▶ SHORT TASK: Search the data for the string "Förderung" and extract every line where it appears.

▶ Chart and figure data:
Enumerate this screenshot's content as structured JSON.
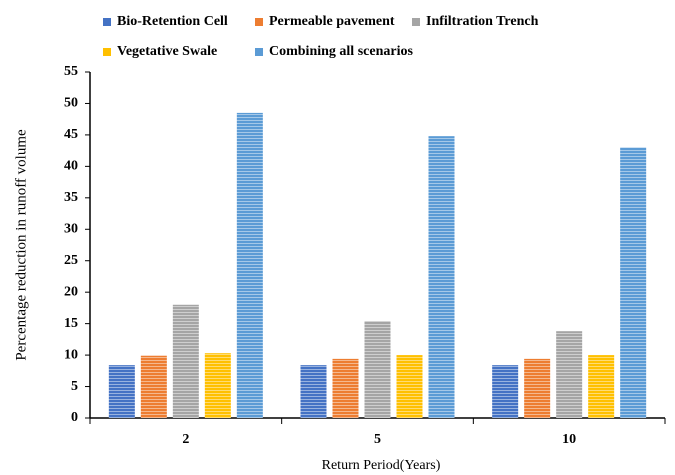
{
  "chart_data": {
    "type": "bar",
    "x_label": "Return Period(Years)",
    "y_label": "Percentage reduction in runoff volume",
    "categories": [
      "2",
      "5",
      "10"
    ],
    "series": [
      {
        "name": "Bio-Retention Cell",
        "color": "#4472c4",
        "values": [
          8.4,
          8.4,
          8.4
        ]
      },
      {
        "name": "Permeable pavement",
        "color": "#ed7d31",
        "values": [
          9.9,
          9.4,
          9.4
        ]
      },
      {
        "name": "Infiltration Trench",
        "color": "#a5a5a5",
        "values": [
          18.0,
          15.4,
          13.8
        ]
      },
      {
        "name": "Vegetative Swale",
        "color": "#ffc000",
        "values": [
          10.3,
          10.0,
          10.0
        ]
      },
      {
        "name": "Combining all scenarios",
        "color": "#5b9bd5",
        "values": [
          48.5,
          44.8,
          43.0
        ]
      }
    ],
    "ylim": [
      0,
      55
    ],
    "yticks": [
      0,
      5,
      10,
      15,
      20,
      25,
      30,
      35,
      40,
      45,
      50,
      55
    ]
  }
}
==
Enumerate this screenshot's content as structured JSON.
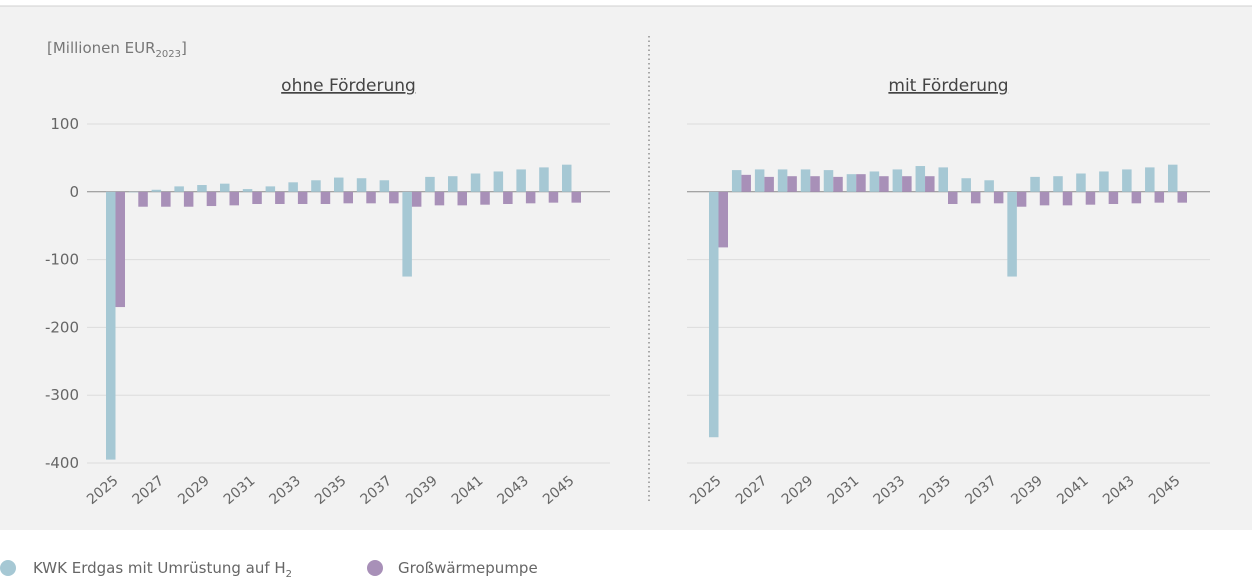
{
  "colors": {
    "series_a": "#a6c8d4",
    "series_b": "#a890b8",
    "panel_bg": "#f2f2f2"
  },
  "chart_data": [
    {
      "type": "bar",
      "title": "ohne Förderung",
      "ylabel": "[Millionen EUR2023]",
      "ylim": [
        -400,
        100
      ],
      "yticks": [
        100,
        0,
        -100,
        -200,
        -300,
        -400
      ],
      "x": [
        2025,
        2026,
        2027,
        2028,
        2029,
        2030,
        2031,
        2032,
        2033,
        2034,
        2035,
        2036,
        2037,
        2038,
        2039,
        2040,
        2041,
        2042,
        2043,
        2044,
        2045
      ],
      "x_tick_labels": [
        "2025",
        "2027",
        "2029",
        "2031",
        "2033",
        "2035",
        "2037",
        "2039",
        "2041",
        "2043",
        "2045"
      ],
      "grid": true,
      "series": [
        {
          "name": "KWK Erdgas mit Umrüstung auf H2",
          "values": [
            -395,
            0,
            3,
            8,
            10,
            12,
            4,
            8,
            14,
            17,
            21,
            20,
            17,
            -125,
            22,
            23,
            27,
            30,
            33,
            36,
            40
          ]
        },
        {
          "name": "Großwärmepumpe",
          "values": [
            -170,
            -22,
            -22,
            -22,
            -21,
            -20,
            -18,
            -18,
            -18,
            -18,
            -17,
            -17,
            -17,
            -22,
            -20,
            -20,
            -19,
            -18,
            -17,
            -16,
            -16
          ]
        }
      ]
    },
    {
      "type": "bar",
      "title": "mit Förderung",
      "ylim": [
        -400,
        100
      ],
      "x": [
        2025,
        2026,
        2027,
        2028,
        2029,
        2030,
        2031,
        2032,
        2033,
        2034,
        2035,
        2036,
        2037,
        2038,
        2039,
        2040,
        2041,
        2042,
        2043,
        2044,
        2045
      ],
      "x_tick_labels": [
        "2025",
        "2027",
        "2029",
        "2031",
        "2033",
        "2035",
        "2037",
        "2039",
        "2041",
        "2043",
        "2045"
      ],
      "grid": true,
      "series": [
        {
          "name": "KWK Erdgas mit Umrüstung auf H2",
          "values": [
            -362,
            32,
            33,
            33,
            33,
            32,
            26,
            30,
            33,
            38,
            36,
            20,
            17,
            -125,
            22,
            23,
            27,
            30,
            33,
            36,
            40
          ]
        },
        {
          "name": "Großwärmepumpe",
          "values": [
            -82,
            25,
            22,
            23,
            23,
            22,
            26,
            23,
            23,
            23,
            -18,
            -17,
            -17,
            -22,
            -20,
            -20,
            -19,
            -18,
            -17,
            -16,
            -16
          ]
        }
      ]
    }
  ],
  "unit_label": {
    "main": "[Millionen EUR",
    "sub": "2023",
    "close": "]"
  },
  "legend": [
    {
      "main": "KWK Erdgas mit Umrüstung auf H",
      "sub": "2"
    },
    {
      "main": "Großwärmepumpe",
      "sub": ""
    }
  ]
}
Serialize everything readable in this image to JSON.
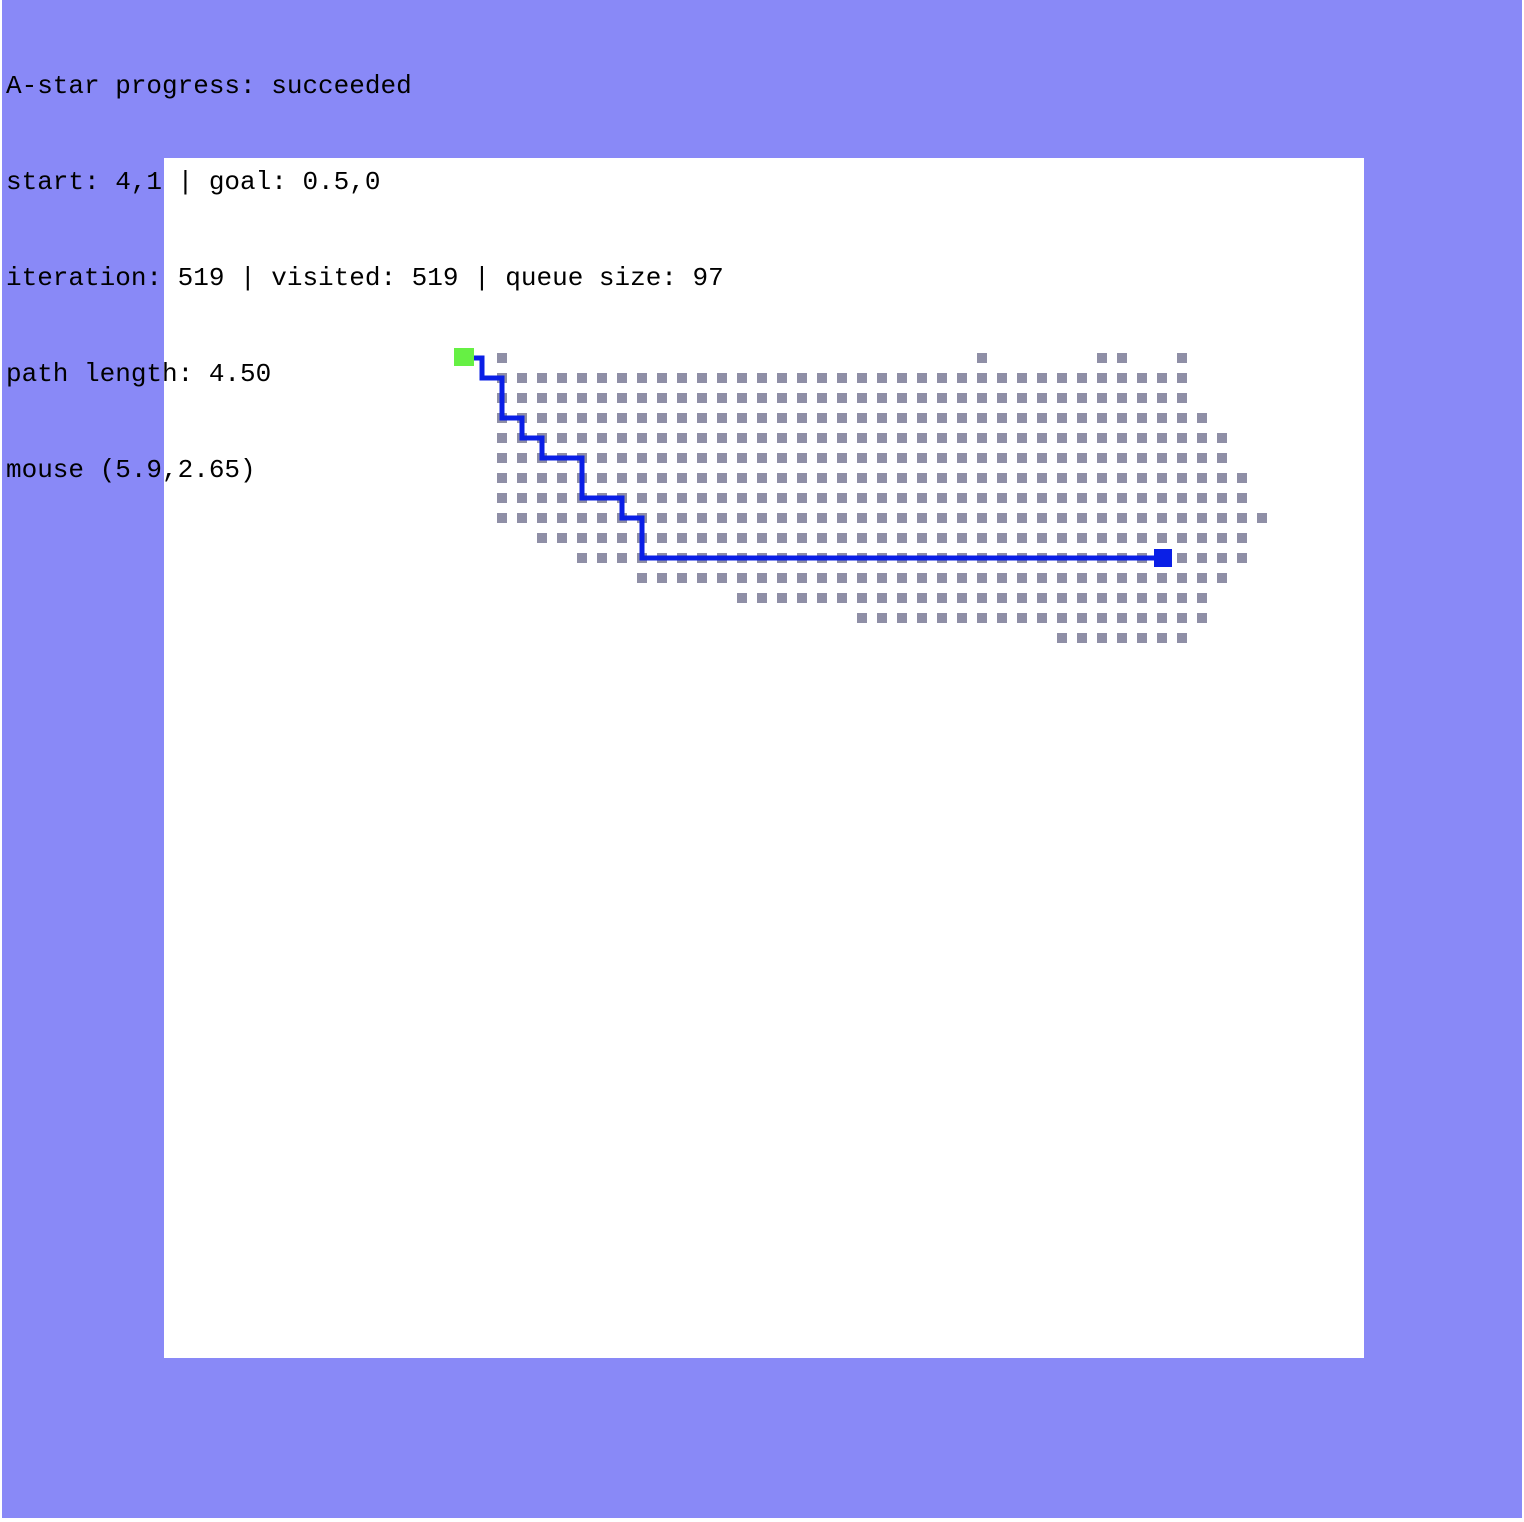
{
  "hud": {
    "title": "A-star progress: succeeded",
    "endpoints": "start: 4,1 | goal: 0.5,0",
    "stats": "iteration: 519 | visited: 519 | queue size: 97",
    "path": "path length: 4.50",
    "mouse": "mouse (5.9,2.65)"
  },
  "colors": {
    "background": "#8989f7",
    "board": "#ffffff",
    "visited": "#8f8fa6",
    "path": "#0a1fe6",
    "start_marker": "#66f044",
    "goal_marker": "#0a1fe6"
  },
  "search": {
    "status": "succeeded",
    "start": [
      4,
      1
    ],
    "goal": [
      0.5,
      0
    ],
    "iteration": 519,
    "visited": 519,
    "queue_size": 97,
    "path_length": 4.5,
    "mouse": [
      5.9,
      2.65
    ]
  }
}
--
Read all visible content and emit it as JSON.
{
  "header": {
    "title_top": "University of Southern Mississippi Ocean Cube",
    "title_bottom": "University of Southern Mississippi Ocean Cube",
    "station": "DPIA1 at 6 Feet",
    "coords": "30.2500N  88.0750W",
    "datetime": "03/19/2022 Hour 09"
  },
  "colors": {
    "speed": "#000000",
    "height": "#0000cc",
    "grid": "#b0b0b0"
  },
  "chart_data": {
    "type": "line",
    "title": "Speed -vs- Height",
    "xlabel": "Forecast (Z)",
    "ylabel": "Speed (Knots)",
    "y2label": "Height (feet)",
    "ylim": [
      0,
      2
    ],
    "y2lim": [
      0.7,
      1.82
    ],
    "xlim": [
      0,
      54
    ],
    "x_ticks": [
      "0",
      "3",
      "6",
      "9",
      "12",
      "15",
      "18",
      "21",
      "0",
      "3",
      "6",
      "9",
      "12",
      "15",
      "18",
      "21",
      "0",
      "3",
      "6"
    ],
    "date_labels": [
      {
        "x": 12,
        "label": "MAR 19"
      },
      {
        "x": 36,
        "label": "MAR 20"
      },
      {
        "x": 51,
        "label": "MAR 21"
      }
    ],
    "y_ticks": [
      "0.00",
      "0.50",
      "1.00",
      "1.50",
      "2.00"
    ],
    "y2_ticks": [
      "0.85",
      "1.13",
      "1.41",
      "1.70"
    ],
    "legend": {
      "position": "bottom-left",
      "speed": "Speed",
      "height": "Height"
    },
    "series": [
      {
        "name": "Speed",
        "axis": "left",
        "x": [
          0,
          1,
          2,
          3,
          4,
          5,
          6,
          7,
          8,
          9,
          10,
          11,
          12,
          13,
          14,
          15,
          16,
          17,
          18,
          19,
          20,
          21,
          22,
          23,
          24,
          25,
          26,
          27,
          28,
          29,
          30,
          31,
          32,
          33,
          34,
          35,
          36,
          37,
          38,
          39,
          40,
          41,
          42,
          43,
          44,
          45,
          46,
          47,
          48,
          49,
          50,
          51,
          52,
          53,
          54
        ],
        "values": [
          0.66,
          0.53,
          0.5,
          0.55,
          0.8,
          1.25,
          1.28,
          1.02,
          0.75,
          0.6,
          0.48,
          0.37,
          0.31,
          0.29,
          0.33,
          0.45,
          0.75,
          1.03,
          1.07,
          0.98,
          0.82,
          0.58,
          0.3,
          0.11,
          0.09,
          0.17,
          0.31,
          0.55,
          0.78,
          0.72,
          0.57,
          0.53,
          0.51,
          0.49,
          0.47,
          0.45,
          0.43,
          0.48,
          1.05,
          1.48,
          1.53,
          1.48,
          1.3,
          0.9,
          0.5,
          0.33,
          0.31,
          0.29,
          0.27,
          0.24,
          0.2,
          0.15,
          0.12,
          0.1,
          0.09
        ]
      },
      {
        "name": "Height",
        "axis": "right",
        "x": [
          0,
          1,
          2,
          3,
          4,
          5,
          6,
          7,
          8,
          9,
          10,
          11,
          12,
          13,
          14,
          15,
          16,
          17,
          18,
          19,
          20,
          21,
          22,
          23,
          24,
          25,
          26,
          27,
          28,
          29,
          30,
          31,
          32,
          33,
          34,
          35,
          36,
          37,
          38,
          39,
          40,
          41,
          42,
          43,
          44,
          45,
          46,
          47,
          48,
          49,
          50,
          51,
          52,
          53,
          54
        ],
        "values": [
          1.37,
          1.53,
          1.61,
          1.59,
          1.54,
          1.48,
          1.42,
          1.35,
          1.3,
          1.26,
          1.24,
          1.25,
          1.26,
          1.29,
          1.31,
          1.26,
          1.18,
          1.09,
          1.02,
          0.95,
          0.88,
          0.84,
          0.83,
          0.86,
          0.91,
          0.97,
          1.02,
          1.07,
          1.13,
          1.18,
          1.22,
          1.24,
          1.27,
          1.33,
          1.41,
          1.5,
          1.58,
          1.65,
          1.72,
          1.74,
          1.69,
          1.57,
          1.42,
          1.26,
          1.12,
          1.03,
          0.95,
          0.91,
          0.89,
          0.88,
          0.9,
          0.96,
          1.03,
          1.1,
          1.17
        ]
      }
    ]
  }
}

▶ RIGHT ANSWER:
      "title": "ohne Förderung",
      "title": "mit Förderung",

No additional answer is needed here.